_任务列表:_
1/ 请根据这篇介绍 Watchdog 机制的文章回答下列问题,每行一题,答案按同样的标号作答:
(a) 在 Linux 内核下,Watchdog 启动后,若在超时时间内没有对哪个设备进行写操作,会导致系统重启?
(b) 文章说 Watchdog 继承于哪个类?
(c) 在 SystemServer.java 里通过哪个方法获取 watchdog 的对象?
2/ 请判断下列说法是否符合这篇介绍 Watchdog 机制的文章,每条回答"是"或"否",并原样引用文中起决定作用的字句:
(a) ANR 机制是针对系统进程的。
(b) 通过定时器实现的 Watchdog 属于硬件层面。
(c) Watchdog 是一个线程。
3/ 请从这篇介绍 Watchdog 机制的文章停止的地方续写下一部分。

_原文:_
━━━━━━━━━━━━━━━━

前言
Linux引入Watchdog,在Linux内核下,当Watchdog启动后,便设定了一个定时器,如果在超时时间内没有对/dev/Watchdog进行写操作,则会导致系统重启。通过定时器实现的Watchdog属于软件层面;
Android设计了一个软件层面Watchdog,用于保护一些重要的系统服务,当出现故障时,通常会让Android系统重启,由于这种机制的存在,就经常会出现一些system_server进程被Watchdog杀掉而发生手机重启的问题;
今天我们就来分析下原理;
一、WatchDog启动机制详解
ANR机制是针对应用的,对于系统进程来说,如果长时间“无响应”,Android系统设计了WatchDog机制来管控。如果超过了“无响应”的延时,那么系统WatchDog会触发自杀机制;
Watchdog是一个线程,继承于Thread,在SystemServer.java里面通过getInstance获取watchdog的对象;
1、在SystemServer.java中启动
- private void startOtherServices() {
- ······
- traceBeginAndSlog("InitWatchdog");
- final Watchdog watchdog = Watchdog.getInstance();
- watchdog.init(context, mActivityManagerService);
- traceEnd();
- ······
- traceBeginAndSlog("StartWatchdog");
- Watchdog.getInstance().start();
- traceEnd();
- }
因为是线程,所以,只要start即可;
2、查看WatchDog的构造方法
- private Watchdog() {
- super("watchdog");
- // Initialize handler checkers for each common thread we want to check. Note
- // that we are not currently checking the background thread, since it can
- // potentially hold longer running operations with no guarantees about the timeliness
- // of operations there.
- // The shared foreground thread is the main checker. It is where we
- // will also dispatch monitor checks and do other work.

━━━━━━━━━━━━━━━━

_数据条目:_

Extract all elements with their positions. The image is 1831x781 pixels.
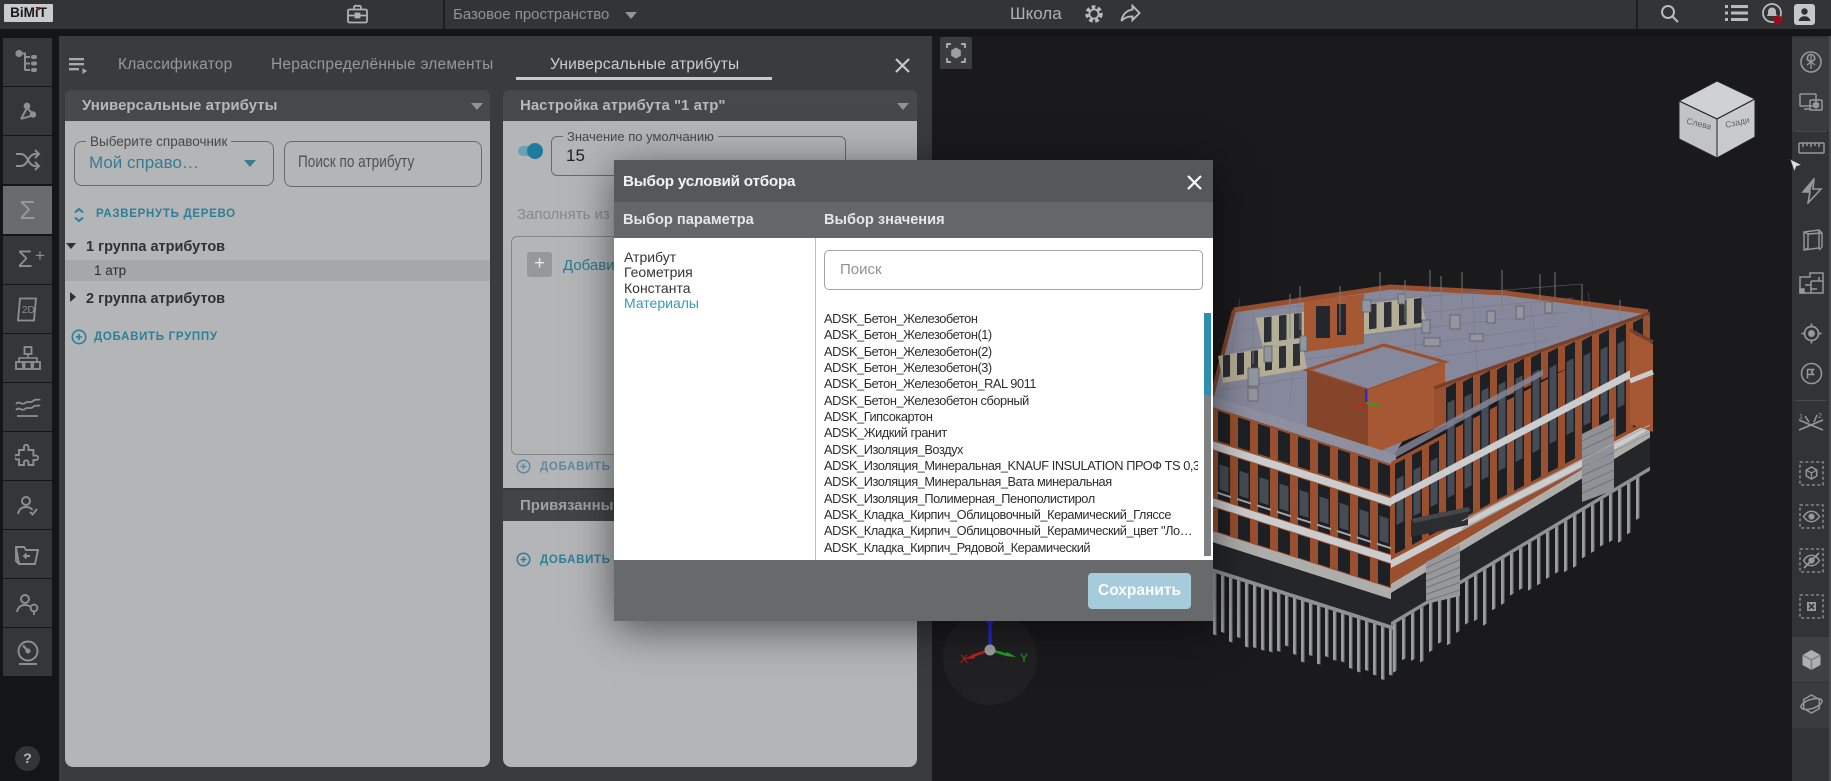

━━━━━━━━━━━━━━━━

_各题答案:_
1/
(a) /dev/Watchdog
(b) Thread
(c) getInstance

2/
(a) 否。"ANR机制是针对应用的"
(b) 否。"通过定时器实现的Watchdog属于软件层面"
(c) 是。"Watchdog是一个线程"

3/
- mMonitorChecker = new HandlerChecker(FgThread.getHandler(),
- "foreground thread", DEFAULT_TIMEOUT);
- mHandlerCheckers.add(mMonitorChecker);
- // Add checker for main thread. We only do a quick check since there
- // can be UI running on the thread.
- mHandlerCheckers.add(new HandlerChecker(new Handler(Looper.getMainLooper()),
- "main thread", DEFAULT_TIMEOUT));
- // Add checker for shared UI thread.
- mHandlerCheckers.add(new HandlerChecker(UiThread.getHandler(),
- "ui thread", DEFAULT_TIMEOUT));
- // And also check IO thread.
- mHandlerCheckers.add(new HandlerChecker(IoThread.getHandler(),
- "i/o thread", DEFAULT_TIMEOUT));
- // And the display thread.
- mHandlerCheckers.add(new HandlerChecker(DisplayThread.getHandler(),
- "display thread", DEFAULT_TIMEOUT));
- // Initialize monitor for Binder threads.
- addMonitor(new BinderThreadMonitor());
- mOpenFdMonitor = OpenFdMonitor.create();
- // See the notes on DEFAULT_TIMEOUT.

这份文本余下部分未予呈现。